▶ [What is needed]:
Find each line with "background" and copy it.

Data items:
* Start *

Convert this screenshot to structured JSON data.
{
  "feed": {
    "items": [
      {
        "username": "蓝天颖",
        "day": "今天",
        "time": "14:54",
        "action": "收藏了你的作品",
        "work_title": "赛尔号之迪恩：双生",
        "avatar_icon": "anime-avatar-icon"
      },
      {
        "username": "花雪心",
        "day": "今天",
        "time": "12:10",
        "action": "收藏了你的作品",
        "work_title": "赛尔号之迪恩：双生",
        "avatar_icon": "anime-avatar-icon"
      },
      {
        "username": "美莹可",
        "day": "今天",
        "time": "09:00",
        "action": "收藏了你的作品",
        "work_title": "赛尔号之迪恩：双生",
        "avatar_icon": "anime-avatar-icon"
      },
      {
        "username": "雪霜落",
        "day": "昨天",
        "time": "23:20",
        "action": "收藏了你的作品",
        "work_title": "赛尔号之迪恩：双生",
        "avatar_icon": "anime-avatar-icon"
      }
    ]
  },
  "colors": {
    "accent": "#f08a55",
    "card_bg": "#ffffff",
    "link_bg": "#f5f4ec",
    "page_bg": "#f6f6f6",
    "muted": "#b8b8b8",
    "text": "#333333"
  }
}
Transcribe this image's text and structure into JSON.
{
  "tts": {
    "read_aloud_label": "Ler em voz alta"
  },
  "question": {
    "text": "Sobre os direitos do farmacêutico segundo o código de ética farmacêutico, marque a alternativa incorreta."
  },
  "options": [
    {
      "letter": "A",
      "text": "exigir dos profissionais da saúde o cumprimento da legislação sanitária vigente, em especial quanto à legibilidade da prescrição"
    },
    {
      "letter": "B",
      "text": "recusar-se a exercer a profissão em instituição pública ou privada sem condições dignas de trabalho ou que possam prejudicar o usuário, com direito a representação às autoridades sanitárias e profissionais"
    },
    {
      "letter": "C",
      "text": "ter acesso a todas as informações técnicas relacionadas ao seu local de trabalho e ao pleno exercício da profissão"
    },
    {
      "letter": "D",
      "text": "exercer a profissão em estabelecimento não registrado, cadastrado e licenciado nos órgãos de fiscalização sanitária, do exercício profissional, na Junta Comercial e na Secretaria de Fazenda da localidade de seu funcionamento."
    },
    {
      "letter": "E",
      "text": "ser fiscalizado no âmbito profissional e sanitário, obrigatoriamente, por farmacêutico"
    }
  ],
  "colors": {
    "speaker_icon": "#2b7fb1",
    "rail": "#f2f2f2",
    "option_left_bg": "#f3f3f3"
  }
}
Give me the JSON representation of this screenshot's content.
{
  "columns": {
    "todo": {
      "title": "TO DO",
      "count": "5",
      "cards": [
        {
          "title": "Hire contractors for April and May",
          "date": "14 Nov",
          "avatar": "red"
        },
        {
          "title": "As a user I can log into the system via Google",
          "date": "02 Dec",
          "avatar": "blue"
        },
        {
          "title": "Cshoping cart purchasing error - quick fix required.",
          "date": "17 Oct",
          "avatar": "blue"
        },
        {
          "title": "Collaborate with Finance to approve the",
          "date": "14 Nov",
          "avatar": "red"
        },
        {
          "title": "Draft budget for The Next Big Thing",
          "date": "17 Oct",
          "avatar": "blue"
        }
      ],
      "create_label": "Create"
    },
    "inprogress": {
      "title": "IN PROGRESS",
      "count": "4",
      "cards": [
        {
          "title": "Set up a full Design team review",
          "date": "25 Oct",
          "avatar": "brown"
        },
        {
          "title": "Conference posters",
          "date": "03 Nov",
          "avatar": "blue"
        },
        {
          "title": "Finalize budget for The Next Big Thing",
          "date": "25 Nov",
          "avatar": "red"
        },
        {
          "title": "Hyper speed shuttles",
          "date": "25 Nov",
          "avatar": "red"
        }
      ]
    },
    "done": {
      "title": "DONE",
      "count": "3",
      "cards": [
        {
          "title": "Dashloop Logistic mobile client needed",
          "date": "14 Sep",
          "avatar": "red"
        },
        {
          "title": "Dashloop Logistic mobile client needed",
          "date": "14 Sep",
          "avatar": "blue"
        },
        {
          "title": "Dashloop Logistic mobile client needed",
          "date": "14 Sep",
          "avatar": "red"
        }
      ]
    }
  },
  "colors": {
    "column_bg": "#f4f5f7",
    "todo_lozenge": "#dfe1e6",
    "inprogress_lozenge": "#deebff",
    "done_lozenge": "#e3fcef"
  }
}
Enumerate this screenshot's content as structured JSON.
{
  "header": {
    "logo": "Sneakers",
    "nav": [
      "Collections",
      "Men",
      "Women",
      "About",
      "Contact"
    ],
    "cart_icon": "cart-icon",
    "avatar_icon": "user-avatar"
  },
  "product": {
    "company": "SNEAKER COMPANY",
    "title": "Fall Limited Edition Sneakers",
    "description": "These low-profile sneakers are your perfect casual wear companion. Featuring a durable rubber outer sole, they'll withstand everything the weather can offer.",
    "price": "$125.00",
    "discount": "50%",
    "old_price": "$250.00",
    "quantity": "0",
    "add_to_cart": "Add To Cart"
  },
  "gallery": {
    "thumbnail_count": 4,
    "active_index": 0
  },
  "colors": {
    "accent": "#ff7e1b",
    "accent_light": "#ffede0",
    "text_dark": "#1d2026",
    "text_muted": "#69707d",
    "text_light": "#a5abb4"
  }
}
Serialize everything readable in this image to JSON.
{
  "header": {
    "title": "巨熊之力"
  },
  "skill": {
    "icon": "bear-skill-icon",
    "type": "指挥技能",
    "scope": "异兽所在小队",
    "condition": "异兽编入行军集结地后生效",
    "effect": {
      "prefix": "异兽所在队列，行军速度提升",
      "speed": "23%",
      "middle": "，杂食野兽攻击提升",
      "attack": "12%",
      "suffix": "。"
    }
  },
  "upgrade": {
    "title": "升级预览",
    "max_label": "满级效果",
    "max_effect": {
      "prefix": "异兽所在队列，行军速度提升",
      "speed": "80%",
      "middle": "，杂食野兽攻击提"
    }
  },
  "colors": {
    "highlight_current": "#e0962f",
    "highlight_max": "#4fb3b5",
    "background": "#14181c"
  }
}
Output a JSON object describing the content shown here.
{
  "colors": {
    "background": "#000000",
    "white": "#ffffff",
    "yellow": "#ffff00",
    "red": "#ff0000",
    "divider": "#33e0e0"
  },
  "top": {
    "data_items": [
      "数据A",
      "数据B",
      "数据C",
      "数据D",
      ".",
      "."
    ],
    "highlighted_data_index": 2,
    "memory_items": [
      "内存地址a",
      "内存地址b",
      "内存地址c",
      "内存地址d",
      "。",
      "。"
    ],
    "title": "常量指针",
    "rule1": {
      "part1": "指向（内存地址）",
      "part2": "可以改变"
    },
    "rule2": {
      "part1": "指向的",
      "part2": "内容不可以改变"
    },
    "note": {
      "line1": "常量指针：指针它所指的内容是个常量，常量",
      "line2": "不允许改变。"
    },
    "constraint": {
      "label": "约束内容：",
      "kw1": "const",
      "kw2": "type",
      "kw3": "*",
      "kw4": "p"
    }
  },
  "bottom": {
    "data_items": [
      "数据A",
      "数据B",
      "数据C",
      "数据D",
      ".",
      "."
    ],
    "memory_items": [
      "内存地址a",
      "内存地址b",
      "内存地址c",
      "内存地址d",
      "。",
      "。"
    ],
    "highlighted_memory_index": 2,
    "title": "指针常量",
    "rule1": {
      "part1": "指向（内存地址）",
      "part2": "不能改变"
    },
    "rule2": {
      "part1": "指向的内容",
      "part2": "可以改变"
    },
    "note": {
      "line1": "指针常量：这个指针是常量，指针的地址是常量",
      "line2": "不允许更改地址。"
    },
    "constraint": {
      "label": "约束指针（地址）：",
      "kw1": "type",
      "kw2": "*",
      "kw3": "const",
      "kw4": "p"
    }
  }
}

* End *

▶ [Correct answer]:
    "background": "#14181c"
    "background": "#000000",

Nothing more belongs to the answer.